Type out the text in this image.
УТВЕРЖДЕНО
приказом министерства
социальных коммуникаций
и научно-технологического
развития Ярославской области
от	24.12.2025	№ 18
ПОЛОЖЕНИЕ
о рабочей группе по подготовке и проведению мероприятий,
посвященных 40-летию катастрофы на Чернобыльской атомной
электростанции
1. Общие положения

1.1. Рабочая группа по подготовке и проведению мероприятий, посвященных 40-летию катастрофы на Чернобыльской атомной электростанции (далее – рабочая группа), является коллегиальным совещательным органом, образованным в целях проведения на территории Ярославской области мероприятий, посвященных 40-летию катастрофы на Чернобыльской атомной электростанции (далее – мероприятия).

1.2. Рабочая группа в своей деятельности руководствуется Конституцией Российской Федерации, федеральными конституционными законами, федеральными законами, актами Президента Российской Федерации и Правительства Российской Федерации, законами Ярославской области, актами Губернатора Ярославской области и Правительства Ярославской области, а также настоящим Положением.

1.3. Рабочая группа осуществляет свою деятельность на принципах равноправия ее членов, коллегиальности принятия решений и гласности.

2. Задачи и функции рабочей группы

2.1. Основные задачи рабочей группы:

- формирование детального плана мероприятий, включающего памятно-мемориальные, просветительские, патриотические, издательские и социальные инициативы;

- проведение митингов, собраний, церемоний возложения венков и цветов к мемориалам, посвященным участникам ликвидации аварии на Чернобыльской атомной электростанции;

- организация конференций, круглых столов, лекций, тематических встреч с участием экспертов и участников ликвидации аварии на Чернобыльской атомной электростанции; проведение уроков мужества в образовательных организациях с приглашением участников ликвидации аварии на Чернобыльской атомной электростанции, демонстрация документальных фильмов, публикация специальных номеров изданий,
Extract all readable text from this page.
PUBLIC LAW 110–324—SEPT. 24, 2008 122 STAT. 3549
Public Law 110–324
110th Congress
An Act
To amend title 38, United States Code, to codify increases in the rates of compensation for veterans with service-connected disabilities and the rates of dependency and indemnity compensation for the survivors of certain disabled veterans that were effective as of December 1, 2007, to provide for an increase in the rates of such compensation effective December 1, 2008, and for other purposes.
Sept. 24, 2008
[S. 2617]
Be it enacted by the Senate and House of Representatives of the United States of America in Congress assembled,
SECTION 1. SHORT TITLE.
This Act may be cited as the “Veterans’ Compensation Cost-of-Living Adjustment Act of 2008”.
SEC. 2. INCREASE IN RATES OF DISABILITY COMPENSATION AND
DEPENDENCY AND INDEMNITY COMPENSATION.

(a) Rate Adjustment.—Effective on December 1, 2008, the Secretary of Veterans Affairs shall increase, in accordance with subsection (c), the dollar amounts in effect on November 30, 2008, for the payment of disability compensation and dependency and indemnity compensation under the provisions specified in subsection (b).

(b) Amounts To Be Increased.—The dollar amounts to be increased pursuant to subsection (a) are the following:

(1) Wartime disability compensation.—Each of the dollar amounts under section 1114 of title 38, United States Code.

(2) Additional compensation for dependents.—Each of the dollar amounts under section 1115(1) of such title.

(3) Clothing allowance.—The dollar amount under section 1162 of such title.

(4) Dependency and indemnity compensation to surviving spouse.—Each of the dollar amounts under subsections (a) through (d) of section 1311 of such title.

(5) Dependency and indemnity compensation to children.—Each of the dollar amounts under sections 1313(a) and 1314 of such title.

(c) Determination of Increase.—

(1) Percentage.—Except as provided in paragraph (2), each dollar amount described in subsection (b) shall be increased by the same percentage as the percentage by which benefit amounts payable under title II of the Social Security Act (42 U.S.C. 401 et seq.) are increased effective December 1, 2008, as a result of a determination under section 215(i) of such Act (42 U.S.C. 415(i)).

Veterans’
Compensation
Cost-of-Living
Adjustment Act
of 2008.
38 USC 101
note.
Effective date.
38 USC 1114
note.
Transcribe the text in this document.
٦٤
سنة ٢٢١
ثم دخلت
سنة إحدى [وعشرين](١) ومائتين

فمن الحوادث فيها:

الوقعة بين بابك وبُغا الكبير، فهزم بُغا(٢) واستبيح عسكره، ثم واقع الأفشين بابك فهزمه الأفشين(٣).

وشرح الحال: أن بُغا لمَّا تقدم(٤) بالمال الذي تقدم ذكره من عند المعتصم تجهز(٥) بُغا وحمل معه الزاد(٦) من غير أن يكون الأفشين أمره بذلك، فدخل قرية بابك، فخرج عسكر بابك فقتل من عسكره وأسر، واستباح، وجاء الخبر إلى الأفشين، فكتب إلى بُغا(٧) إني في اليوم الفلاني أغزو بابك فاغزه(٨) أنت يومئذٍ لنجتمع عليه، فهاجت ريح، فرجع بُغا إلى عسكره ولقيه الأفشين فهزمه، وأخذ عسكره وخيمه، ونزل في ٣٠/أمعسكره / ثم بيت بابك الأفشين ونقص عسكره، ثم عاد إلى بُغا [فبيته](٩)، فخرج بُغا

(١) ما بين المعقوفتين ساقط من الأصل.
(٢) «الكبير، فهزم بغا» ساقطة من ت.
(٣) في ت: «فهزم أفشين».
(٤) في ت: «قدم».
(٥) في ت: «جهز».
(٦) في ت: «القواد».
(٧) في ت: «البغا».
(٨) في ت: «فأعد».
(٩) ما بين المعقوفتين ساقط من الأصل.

- YOUR INSTRUCTIONS -
Where a line of the material above holds the string "группы", copy that line.

- EXERCISE OUTPUT -
2. Задачи и функции рабочей группы
2.1. Основные задачи рабочей группы:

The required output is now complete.